EXERCISE MATERIAL:
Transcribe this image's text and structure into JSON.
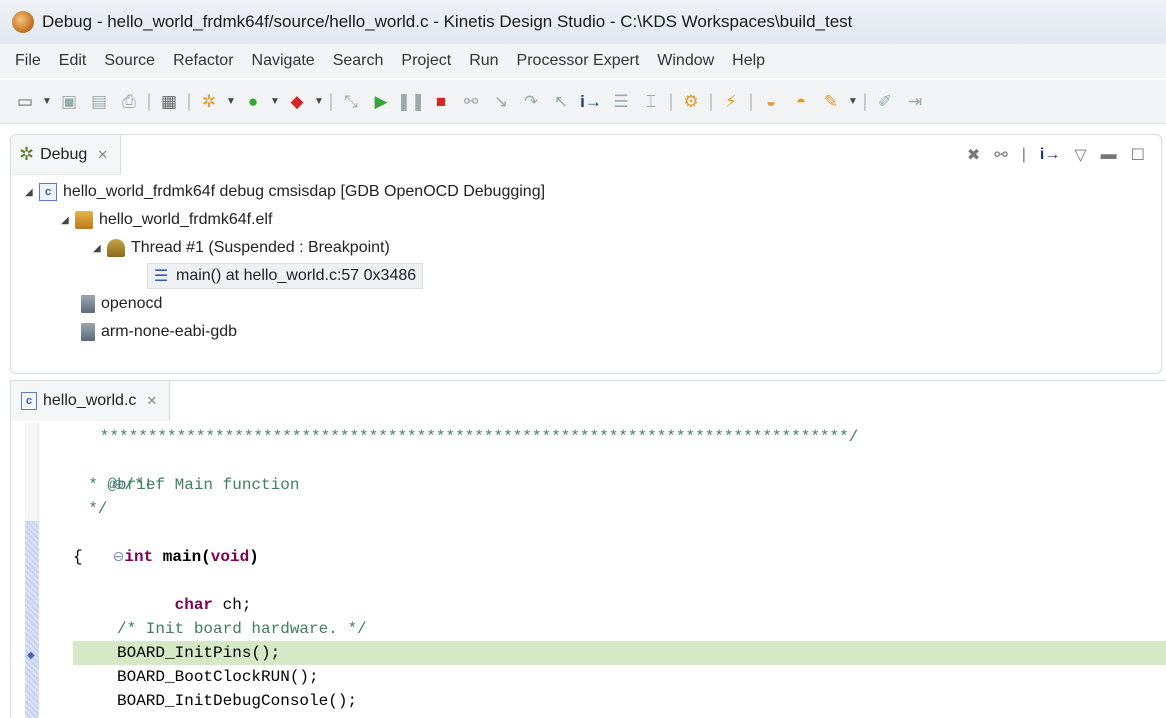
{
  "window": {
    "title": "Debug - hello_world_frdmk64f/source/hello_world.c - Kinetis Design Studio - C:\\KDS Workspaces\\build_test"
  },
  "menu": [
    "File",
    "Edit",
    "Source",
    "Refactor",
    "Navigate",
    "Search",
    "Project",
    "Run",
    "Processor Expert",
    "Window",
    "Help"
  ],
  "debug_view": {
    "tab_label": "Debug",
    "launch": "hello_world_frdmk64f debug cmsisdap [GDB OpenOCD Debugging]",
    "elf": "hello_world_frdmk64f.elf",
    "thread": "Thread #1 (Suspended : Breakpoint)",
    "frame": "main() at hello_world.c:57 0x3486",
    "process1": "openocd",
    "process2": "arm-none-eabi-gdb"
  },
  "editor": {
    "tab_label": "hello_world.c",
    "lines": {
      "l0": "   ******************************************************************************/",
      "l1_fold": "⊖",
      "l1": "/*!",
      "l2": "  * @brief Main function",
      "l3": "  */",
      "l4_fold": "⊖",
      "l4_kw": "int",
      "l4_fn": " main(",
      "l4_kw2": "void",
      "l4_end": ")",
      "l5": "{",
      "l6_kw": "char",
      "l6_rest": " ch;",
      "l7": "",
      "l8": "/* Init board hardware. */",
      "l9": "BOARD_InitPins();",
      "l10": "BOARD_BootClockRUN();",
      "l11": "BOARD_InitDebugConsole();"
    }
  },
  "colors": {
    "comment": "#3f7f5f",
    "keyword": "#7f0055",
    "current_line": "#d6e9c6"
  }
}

GOAL OF THE EXERCISE: Exclude every picture and copy the remaining data exactly.

EXERCISE ANSWER:
Transcribe this image's text and structure into JSON.
{
  "window": {
    "title": "Debug - hello_world_frdmk64f/source/hello_world.c - Kinetis Design Studio - C:\\KDS Workspaces\\build_test"
  },
  "menu": [
    "File",
    "Edit",
    "Source",
    "Refactor",
    "Navigate",
    "Search",
    "Project",
    "Run",
    "Processor Expert",
    "Window",
    "Help"
  ],
  "debug_view": {
    "tab_label": "Debug",
    "launch": "hello_world_frdmk64f debug cmsisdap [GDB OpenOCD Debugging]",
    "elf": "hello_world_frdmk64f.elf",
    "thread": "Thread #1 (Suspended : Breakpoint)",
    "frame": "main() at hello_world.c:57 0x3486",
    "process1": "openocd",
    "process2": "arm-none-eabi-gdb"
  },
  "editor": {
    "tab_label": "hello_world.c",
    "lines": {
      "l0": "   ******************************************************************************/",
      "l1_fold": "⊖",
      "l1": "/*!",
      "l2": "  * @brief Main function",
      "l3": "  */",
      "l4_fold": "⊖",
      "l4_kw": "int",
      "l4_fn": " main(",
      "l4_kw2": "void",
      "l4_end": ")",
      "l5": "{",
      "l6_kw": "char",
      "l6_rest": " ch;",
      "l7": "",
      "l8": "/* Init board hardware. */",
      "l9": "BOARD_InitPins();",
      "l10": "BOARD_BootClockRUN();",
      "l11": "BOARD_InitDebugConsole();"
    }
  },
  "colors": {
    "comment": "#3f7f5f",
    "keyword": "#7f0055",
    "current_line": "#d6e9c6"
  }
}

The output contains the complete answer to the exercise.